▶ What is needed
Retype each line below with no changes at all, covering every record from first to last.

Layout annotation records:
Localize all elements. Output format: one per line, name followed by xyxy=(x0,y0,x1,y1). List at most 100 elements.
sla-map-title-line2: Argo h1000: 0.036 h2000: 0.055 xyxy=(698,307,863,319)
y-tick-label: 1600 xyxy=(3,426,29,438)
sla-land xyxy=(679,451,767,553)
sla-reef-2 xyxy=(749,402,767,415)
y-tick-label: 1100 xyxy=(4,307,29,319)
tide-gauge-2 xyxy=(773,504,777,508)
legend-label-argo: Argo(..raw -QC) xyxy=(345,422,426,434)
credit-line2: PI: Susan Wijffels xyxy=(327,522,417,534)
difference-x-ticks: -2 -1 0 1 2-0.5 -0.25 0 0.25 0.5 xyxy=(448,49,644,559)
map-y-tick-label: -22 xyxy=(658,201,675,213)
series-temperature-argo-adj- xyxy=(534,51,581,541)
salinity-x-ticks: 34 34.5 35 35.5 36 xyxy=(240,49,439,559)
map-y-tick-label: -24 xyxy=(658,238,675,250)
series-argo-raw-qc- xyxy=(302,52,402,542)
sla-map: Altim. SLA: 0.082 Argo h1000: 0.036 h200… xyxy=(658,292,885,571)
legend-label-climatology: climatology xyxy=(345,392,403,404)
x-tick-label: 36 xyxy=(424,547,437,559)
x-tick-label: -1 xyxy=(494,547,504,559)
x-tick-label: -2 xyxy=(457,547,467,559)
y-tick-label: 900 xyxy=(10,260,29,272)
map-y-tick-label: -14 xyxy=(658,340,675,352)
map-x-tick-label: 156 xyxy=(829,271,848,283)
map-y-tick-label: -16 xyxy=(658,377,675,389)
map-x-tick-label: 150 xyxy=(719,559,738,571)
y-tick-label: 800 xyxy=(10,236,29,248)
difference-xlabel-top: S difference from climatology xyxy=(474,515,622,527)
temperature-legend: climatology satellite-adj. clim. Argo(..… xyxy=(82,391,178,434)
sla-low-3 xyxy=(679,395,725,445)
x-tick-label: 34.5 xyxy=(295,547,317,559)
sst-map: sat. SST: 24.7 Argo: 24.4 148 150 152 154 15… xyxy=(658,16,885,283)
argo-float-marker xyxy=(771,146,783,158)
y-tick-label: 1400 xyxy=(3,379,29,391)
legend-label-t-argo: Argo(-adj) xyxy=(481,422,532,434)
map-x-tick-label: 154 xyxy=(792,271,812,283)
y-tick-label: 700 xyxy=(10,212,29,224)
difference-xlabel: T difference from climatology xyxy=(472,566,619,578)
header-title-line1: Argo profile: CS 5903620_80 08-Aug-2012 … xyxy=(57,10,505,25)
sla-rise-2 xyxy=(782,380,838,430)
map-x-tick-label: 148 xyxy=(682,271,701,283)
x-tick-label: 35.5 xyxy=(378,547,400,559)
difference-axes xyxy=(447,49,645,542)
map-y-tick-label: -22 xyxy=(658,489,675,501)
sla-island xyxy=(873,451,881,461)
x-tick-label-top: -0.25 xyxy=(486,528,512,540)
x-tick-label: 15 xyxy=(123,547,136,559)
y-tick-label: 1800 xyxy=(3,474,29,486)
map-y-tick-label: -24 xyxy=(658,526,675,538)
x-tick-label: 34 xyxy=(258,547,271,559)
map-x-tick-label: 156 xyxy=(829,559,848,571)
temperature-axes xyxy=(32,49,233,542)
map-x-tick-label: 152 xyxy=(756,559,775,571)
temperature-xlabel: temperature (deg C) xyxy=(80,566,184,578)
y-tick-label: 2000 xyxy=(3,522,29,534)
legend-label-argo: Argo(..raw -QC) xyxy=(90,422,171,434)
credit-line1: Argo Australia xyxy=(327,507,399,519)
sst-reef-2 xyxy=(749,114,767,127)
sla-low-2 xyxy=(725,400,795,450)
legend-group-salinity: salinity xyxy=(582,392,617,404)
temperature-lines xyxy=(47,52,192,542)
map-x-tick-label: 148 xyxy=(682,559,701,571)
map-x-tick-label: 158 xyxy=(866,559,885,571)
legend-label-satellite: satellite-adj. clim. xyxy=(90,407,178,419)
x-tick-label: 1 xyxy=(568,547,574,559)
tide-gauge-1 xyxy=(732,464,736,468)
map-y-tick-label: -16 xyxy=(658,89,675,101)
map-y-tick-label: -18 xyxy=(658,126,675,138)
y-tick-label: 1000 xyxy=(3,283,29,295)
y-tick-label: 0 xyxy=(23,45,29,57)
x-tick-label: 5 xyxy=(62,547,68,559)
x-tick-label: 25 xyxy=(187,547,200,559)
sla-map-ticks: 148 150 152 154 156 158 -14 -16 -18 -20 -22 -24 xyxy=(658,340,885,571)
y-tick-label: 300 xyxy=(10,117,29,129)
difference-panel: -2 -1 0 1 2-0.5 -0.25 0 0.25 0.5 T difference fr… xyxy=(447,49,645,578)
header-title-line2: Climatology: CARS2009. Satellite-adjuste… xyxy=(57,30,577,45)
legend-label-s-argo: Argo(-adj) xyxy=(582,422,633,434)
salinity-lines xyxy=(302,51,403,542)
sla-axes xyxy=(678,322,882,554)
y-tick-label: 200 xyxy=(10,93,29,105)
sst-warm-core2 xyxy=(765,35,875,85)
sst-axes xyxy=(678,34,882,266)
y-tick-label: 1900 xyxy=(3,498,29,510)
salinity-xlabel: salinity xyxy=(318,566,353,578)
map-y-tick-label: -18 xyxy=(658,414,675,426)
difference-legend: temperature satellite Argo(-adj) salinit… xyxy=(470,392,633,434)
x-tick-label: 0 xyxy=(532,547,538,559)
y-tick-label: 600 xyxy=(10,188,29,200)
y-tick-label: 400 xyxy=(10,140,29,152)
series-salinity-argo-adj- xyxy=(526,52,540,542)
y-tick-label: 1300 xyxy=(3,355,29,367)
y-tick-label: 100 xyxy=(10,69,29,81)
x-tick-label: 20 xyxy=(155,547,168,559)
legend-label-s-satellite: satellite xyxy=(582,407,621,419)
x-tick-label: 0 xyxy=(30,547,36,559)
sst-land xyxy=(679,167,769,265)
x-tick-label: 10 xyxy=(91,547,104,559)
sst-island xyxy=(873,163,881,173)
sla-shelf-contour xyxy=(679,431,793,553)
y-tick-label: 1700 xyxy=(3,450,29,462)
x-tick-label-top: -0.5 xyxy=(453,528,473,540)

▶ The completed task
Localize all elements. Output format: one per line, name followed by xyxy=(x0,y0,x1,y1). List at most 100 elements.
sla-map-title-line2: Argo h1000: 0.036 h2000: 0.055 xyxy=(698,307,863,319)
y-tick-label: 1600 xyxy=(3,426,29,438)
sla-land xyxy=(679,451,767,553)
sla-reef-2 xyxy=(749,402,767,415)
y-tick-label: 1100 xyxy=(4,307,29,319)
tide-gauge-2 xyxy=(773,504,777,508)
legend-label-argo: Argo(..raw -QC) xyxy=(345,422,426,434)
credit-line2: PI: Susan Wijffels xyxy=(327,522,417,534)
difference-x-ticks: -2 -1 0 1 2-0.5 -0.25 0 0.25 0.5 xyxy=(448,49,644,559)
map-y-tick-label: -22 xyxy=(658,201,675,213)
series-temperature-argo-adj- xyxy=(534,51,581,541)
salinity-x-ticks: 34 34.5 35 35.5 36 xyxy=(240,49,439,559)
map-y-tick-label: -24 xyxy=(658,238,675,250)
series-argo-raw-qc- xyxy=(302,52,402,542)
sla-map: Altim. SLA: 0.082 Argo h1000: 0.036 h200… xyxy=(658,292,885,571)
legend-label-climatology: climatology xyxy=(345,392,403,404)
x-tick-label: 36 xyxy=(424,547,437,559)
x-tick-label: -1 xyxy=(494,547,504,559)
x-tick-label: -2 xyxy=(457,547,467,559)
y-tick-label: 900 xyxy=(10,260,29,272)
map-y-tick-label: -14 xyxy=(658,340,675,352)
map-x-tick-label: 156 xyxy=(829,271,848,283)
map-y-tick-label: -16 xyxy=(658,377,675,389)
map-x-tick-label: 150 xyxy=(719,559,738,571)
y-tick-label: 800 xyxy=(10,236,29,248)
difference-xlabel-top: S difference from climatology xyxy=(474,515,622,527)
temperature-legend: climatology satellite-adj. clim. Argo(..… xyxy=(82,391,178,434)
sla-low-3 xyxy=(679,395,725,445)
x-tick-label: 34.5 xyxy=(295,547,317,559)
sst-map: sat. SST: 24.7 Argo: 24.4 148 150 152 154 15… xyxy=(658,16,885,283)
argo-float-marker xyxy=(771,146,783,158)
y-tick-label: 1400 xyxy=(3,379,29,391)
legend-label-t-argo: Argo(-adj) xyxy=(481,422,532,434)
map-x-tick-label: 154 xyxy=(792,271,812,283)
y-tick-label: 700 xyxy=(10,212,29,224)
difference-xlabel: T difference from climatology xyxy=(472,566,619,578)
header-title-line1: Argo profile: CS 5903620_80 08-Aug-2012 … xyxy=(57,10,505,25)
sla-rise-2 xyxy=(782,380,838,430)
map-x-tick-label: 148 xyxy=(682,271,701,283)
x-tick-label: 35.5 xyxy=(378,547,400,559)
difference-axes xyxy=(447,49,645,542)
map-y-tick-label: -22 xyxy=(658,489,675,501)
sla-island xyxy=(873,451,881,461)
x-tick-label-top: -0.25 xyxy=(486,528,512,540)
x-tick-label: 15 xyxy=(123,547,136,559)
y-tick-label: 1800 xyxy=(3,474,29,486)
map-y-tick-label: -24 xyxy=(658,526,675,538)
x-tick-label: 34 xyxy=(258,547,271,559)
map-x-tick-label: 156 xyxy=(829,559,848,571)
temperature-axes xyxy=(32,49,233,542)
map-x-tick-label: 152 xyxy=(756,559,775,571)
temperature-xlabel: temperature (deg C) xyxy=(80,566,184,578)
y-tick-label: 2000 xyxy=(3,522,29,534)
legend-label-argo: Argo(..raw -QC) xyxy=(90,422,171,434)
credit-line1: Argo Australia xyxy=(327,507,399,519)
sst-reef-2 xyxy=(749,114,767,127)
sla-low-2 xyxy=(725,400,795,450)
legend-group-salinity: salinity xyxy=(582,392,617,404)
temperature-lines xyxy=(47,52,192,542)
map-x-tick-label: 148 xyxy=(682,559,701,571)
map-x-tick-label: 158 xyxy=(866,559,885,571)
legend-label-satellite: satellite-adj. clim. xyxy=(90,407,178,419)
x-tick-label: 1 xyxy=(568,547,574,559)
tide-gauge-1 xyxy=(732,464,736,468)
map-y-tick-label: -16 xyxy=(658,89,675,101)
map-y-tick-label: -18 xyxy=(658,126,675,138)
y-tick-label: 1000 xyxy=(3,283,29,295)
y-tick-label: 0 xyxy=(23,45,29,57)
x-tick-label: 5 xyxy=(62,547,68,559)
x-tick-label: 25 xyxy=(187,547,200,559)
sla-map-ticks: 148 150 152 154 156 158 -14 -16 -18 -20 -22 -24 xyxy=(658,340,885,571)
y-tick-label: 300 xyxy=(10,117,29,129)
difference-panel: -2 -1 0 1 2-0.5 -0.25 0 0.25 0.5 T difference fr… xyxy=(447,49,645,578)
header-title-line2: Climatology: CARS2009. Satellite-adjuste… xyxy=(57,30,577,45)
legend-label-s-argo: Argo(-adj) xyxy=(582,422,633,434)
salinity-lines xyxy=(302,51,403,542)
sla-axes xyxy=(678,322,882,554)
y-tick-label: 200 xyxy=(10,93,29,105)
sst-warm-core2 xyxy=(765,35,875,85)
sst-axes xyxy=(678,34,882,266)
y-tick-label: 1900 xyxy=(3,498,29,510)
salinity-xlabel: salinity xyxy=(318,566,353,578)
map-y-tick-label: -18 xyxy=(658,414,675,426)
difference-legend: temperature satellite Argo(-adj) salinit… xyxy=(470,392,633,434)
x-tick-label: 0 xyxy=(532,547,538,559)
y-tick-label: 600 xyxy=(10,188,29,200)
y-tick-label: 400 xyxy=(10,140,29,152)
series-salinity-argo-adj- xyxy=(526,52,540,542)
y-tick-label: 1300 xyxy=(3,355,29,367)
y-tick-label: 100 xyxy=(10,69,29,81)
x-tick-label: 20 xyxy=(155,547,168,559)
legend-label-s-satellite: satellite xyxy=(582,407,621,419)
x-tick-label: 0 xyxy=(30,547,36,559)
sst-land xyxy=(679,167,769,265)
x-tick-label: 10 xyxy=(91,547,104,559)
sst-island xyxy=(873,163,881,173)
sla-shelf-contour xyxy=(679,431,793,553)
y-tick-label: 1700 xyxy=(3,450,29,462)
x-tick-label-top: -0.5 xyxy=(453,528,473,540)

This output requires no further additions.